** BEGIN Dataset content **

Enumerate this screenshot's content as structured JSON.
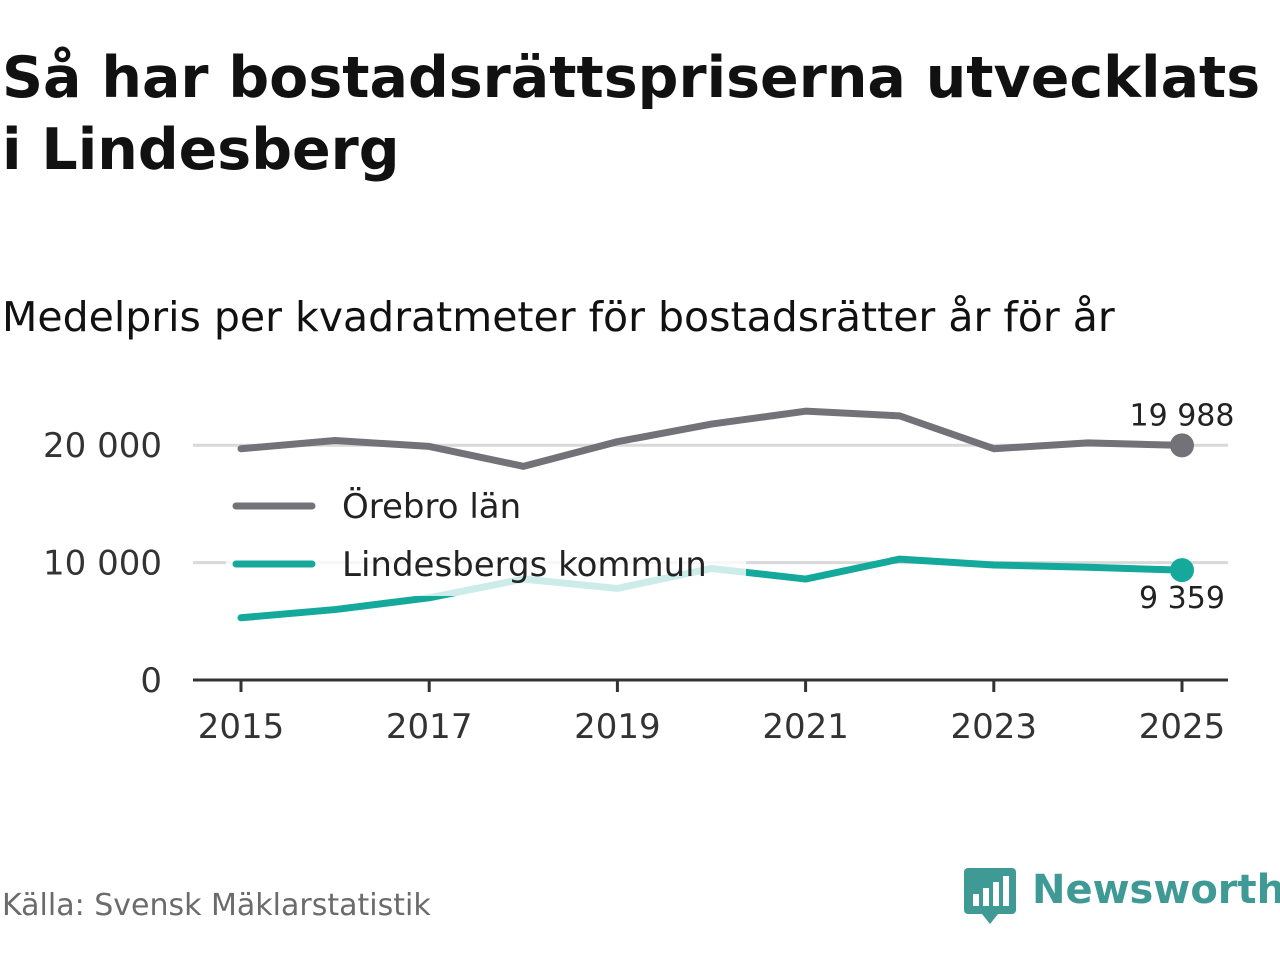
{
  "title": "Så har bostadsrättspriserna utvecklats i Lindesberg",
  "subtitle": "Medelpris per kvadratmeter för bostadsrätter år för år",
  "source": "Källa: Svensk Mäklarstatistik",
  "brand": "Newsworthy",
  "icons": {
    "brand": "newsworthy-logo-icon"
  },
  "colors": {
    "orebro": "#737278",
    "lindesberg": "#14a99b",
    "grid": "#d9d9d9",
    "brand": "#3f9a95"
  },
  "chart_data": {
    "type": "line",
    "title": "Så har bostadsrättspriserna utvecklats i Lindesberg",
    "subtitle": "Medelpris per kvadratmeter för bostadsrätter år för år",
    "x": [
      2015,
      2016,
      2017,
      2018,
      2019,
      2020,
      2021,
      2022,
      2023,
      2024,
      2025
    ],
    "x_ticks": [
      2015,
      2017,
      2019,
      2021,
      2023,
      2025
    ],
    "x_tick_labels": [
      "2015",
      "2017",
      "2019",
      "2021",
      "2023",
      "2025"
    ],
    "y_ticks": [
      0,
      10000,
      20000
    ],
    "y_tick_labels": [
      "0",
      "10 000",
      "20 000"
    ],
    "ylim": [
      0,
      23000
    ],
    "grid": true,
    "legend_position": "top-left",
    "series": [
      {
        "name": "Örebro län",
        "color": "#737278",
        "values": [
          19700,
          20400,
          19900,
          18200,
          20300,
          21800,
          22900,
          22500,
          19700,
          20200,
          19988
        ],
        "end_label": "19 988"
      },
      {
        "name": "Lindesbergs kommun",
        "color": "#14a99b",
        "values": [
          5300,
          6000,
          7000,
          8600,
          7800,
          9500,
          8600,
          10300,
          9800,
          9600,
          9359
        ],
        "end_label": "9 359"
      }
    ]
  }
}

** END Dataset content **

• Goal:
Without including the pictures, return each record above exactly as it stands.

• Reply:
Enumerate this screenshot's content as structured JSON.
{
  "title": "Så har bostadsrättspriserna utvecklats i Lindesberg",
  "subtitle": "Medelpris per kvadratmeter för bostadsrätter år för år",
  "source": "Källa: Svensk Mäklarstatistik",
  "brand": "Newsworthy",
  "icons": {
    "brand": "newsworthy-logo-icon"
  },
  "colors": {
    "orebro": "#737278",
    "lindesberg": "#14a99b",
    "grid": "#d9d9d9",
    "brand": "#3f9a95"
  },
  "chart_data": {
    "type": "line",
    "title": "Så har bostadsrättspriserna utvecklats i Lindesberg",
    "subtitle": "Medelpris per kvadratmeter för bostadsrätter år för år",
    "x": [
      2015,
      2016,
      2017,
      2018,
      2019,
      2020,
      2021,
      2022,
      2023,
      2024,
      2025
    ],
    "x_ticks": [
      2015,
      2017,
      2019,
      2021,
      2023,
      2025
    ],
    "x_tick_labels": [
      "2015",
      "2017",
      "2019",
      "2021",
      "2023",
      "2025"
    ],
    "y_ticks": [
      0,
      10000,
      20000
    ],
    "y_tick_labels": [
      "0",
      "10 000",
      "20 000"
    ],
    "ylim": [
      0,
      23000
    ],
    "grid": true,
    "legend_position": "top-left",
    "series": [
      {
        "name": "Örebro län",
        "color": "#737278",
        "values": [
          19700,
          20400,
          19900,
          18200,
          20300,
          21800,
          22900,
          22500,
          19700,
          20200,
          19988
        ],
        "end_label": "19 988"
      },
      {
        "name": "Lindesbergs kommun",
        "color": "#14a99b",
        "values": [
          5300,
          6000,
          7000,
          8600,
          7800,
          9500,
          8600,
          10300,
          9800,
          9600,
          9359
        ],
        "end_label": "9 359"
      }
    ]
  }
}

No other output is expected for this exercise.